JOB
The entries need to be copied exactly.

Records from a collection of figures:

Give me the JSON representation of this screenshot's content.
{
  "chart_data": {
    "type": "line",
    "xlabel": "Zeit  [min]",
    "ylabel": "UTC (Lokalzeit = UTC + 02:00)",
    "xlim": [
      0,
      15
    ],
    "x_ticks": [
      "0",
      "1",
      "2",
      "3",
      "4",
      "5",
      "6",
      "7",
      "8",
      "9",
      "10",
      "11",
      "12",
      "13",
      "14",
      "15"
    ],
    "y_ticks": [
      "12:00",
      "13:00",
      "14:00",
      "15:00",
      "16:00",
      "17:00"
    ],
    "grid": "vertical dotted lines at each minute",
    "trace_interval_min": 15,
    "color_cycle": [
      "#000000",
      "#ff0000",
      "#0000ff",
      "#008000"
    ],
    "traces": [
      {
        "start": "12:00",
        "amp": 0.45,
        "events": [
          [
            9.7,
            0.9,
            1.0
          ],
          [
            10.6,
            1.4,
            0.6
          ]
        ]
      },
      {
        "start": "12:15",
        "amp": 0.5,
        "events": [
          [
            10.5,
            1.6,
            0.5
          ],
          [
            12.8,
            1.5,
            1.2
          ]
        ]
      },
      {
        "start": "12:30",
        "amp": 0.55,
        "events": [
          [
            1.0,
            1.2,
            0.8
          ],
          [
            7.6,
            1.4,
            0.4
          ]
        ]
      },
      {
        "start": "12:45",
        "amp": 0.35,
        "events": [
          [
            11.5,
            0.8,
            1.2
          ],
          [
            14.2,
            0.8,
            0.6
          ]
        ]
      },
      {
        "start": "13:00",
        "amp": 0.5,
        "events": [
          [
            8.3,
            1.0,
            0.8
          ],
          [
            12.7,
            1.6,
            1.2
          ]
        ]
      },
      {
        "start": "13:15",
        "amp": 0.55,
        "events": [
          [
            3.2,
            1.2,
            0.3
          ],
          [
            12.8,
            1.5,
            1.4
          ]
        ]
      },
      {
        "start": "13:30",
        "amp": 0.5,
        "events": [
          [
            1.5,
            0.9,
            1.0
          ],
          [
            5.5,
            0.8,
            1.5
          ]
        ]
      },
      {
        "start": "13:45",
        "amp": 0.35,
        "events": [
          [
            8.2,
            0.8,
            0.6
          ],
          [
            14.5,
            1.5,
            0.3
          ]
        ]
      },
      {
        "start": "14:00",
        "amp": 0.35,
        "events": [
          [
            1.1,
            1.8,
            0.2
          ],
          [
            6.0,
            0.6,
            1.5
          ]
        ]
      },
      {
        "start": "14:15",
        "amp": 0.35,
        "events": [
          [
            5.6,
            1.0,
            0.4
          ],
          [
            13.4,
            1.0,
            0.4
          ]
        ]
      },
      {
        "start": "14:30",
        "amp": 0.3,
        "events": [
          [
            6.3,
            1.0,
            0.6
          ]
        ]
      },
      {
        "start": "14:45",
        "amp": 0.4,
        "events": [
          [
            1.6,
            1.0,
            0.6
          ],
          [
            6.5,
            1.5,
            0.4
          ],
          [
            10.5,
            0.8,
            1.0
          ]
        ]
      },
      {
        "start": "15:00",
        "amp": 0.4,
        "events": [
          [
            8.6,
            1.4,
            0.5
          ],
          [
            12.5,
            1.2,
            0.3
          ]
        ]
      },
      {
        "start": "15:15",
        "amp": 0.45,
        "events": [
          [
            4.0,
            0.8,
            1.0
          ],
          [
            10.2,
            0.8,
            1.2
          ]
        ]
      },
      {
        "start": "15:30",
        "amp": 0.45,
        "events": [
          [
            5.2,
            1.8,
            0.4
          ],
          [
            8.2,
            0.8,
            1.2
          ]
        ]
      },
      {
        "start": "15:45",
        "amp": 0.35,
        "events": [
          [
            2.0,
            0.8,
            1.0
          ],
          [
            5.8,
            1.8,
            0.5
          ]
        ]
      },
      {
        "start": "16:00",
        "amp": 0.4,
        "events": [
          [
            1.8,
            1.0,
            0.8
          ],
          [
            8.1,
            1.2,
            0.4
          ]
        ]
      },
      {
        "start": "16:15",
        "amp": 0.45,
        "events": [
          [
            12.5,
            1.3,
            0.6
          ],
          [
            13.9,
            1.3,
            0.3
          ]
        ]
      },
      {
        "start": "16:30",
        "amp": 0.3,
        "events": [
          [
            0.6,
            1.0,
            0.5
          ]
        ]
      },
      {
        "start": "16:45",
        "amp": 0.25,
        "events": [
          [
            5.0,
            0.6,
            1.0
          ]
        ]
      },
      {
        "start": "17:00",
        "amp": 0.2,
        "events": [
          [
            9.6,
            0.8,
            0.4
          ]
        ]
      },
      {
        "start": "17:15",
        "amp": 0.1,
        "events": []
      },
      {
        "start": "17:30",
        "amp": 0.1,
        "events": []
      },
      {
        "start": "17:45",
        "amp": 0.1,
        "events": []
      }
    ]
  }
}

RESPONSE TO THE EXERCISE
Give me the JSON representation of this screenshot's content.
{
  "chart_data": {
    "type": "line",
    "xlabel": "Zeit  [min]",
    "ylabel": "UTC (Lokalzeit = UTC + 02:00)",
    "xlim": [
      0,
      15
    ],
    "x_ticks": [
      "0",
      "1",
      "2",
      "3",
      "4",
      "5",
      "6",
      "7",
      "8",
      "9",
      "10",
      "11",
      "12",
      "13",
      "14",
      "15"
    ],
    "y_ticks": [
      "12:00",
      "13:00",
      "14:00",
      "15:00",
      "16:00",
      "17:00"
    ],
    "grid": "vertical dotted lines at each minute",
    "trace_interval_min": 15,
    "color_cycle": [
      "#000000",
      "#ff0000",
      "#0000ff",
      "#008000"
    ],
    "traces": [
      {
        "start": "12:00",
        "amp": 0.45,
        "events": [
          [
            9.7,
            0.9,
            1.0
          ],
          [
            10.6,
            1.4,
            0.6
          ]
        ]
      },
      {
        "start": "12:15",
        "amp": 0.5,
        "events": [
          [
            10.5,
            1.6,
            0.5
          ],
          [
            12.8,
            1.5,
            1.2
          ]
        ]
      },
      {
        "start": "12:30",
        "amp": 0.55,
        "events": [
          [
            1.0,
            1.2,
            0.8
          ],
          [
            7.6,
            1.4,
            0.4
          ]
        ]
      },
      {
        "start": "12:45",
        "amp": 0.35,
        "events": [
          [
            11.5,
            0.8,
            1.2
          ],
          [
            14.2,
            0.8,
            0.6
          ]
        ]
      },
      {
        "start": "13:00",
        "amp": 0.5,
        "events": [
          [
            8.3,
            1.0,
            0.8
          ],
          [
            12.7,
            1.6,
            1.2
          ]
        ]
      },
      {
        "start": "13:15",
        "amp": 0.55,
        "events": [
          [
            3.2,
            1.2,
            0.3
          ],
          [
            12.8,
            1.5,
            1.4
          ]
        ]
      },
      {
        "start": "13:30",
        "amp": 0.5,
        "events": [
          [
            1.5,
            0.9,
            1.0
          ],
          [
            5.5,
            0.8,
            1.5
          ]
        ]
      },
      {
        "start": "13:45",
        "amp": 0.35,
        "events": [
          [
            8.2,
            0.8,
            0.6
          ],
          [
            14.5,
            1.5,
            0.3
          ]
        ]
      },
      {
        "start": "14:00",
        "amp": 0.35,
        "events": [
          [
            1.1,
            1.8,
            0.2
          ],
          [
            6.0,
            0.6,
            1.5
          ]
        ]
      },
      {
        "start": "14:15",
        "amp": 0.35,
        "events": [
          [
            5.6,
            1.0,
            0.4
          ],
          [
            13.4,
            1.0,
            0.4
          ]
        ]
      },
      {
        "start": "14:30",
        "amp": 0.3,
        "events": [
          [
            6.3,
            1.0,
            0.6
          ]
        ]
      },
      {
        "start": "14:45",
        "amp": 0.4,
        "events": [
          [
            1.6,
            1.0,
            0.6
          ],
          [
            6.5,
            1.5,
            0.4
          ],
          [
            10.5,
            0.8,
            1.0
          ]
        ]
      },
      {
        "start": "15:00",
        "amp": 0.4,
        "events": [
          [
            8.6,
            1.4,
            0.5
          ],
          [
            12.5,
            1.2,
            0.3
          ]
        ]
      },
      {
        "start": "15:15",
        "amp": 0.45,
        "events": [
          [
            4.0,
            0.8,
            1.0
          ],
          [
            10.2,
            0.8,
            1.2
          ]
        ]
      },
      {
        "start": "15:30",
        "amp": 0.45,
        "events": [
          [
            5.2,
            1.8,
            0.4
          ],
          [
            8.2,
            0.8,
            1.2
          ]
        ]
      },
      {
        "start": "15:45",
        "amp": 0.35,
        "events": [
          [
            2.0,
            0.8,
            1.0
          ],
          [
            5.8,
            1.8,
            0.5
          ]
        ]
      },
      {
        "start": "16:00",
        "amp": 0.4,
        "events": [
          [
            1.8,
            1.0,
            0.8
          ],
          [
            8.1,
            1.2,
            0.4
          ]
        ]
      },
      {
        "start": "16:15",
        "amp": 0.45,
        "events": [
          [
            12.5,
            1.3,
            0.6
          ],
          [
            13.9,
            1.3,
            0.3
          ]
        ]
      },
      {
        "start": "16:30",
        "amp": 0.3,
        "events": [
          [
            0.6,
            1.0,
            0.5
          ]
        ]
      },
      {
        "start": "16:45",
        "amp": 0.25,
        "events": [
          [
            5.0,
            0.6,
            1.0
          ]
        ]
      },
      {
        "start": "17:00",
        "amp": 0.2,
        "events": [
          [
            9.6,
            0.8,
            0.4
          ]
        ]
      },
      {
        "start": "17:15",
        "amp": 0.1,
        "events": []
      },
      {
        "start": "17:30",
        "amp": 0.1,
        "events": []
      },
      {
        "start": "17:45",
        "amp": 0.1,
        "events": []
      }
    ]
  }
}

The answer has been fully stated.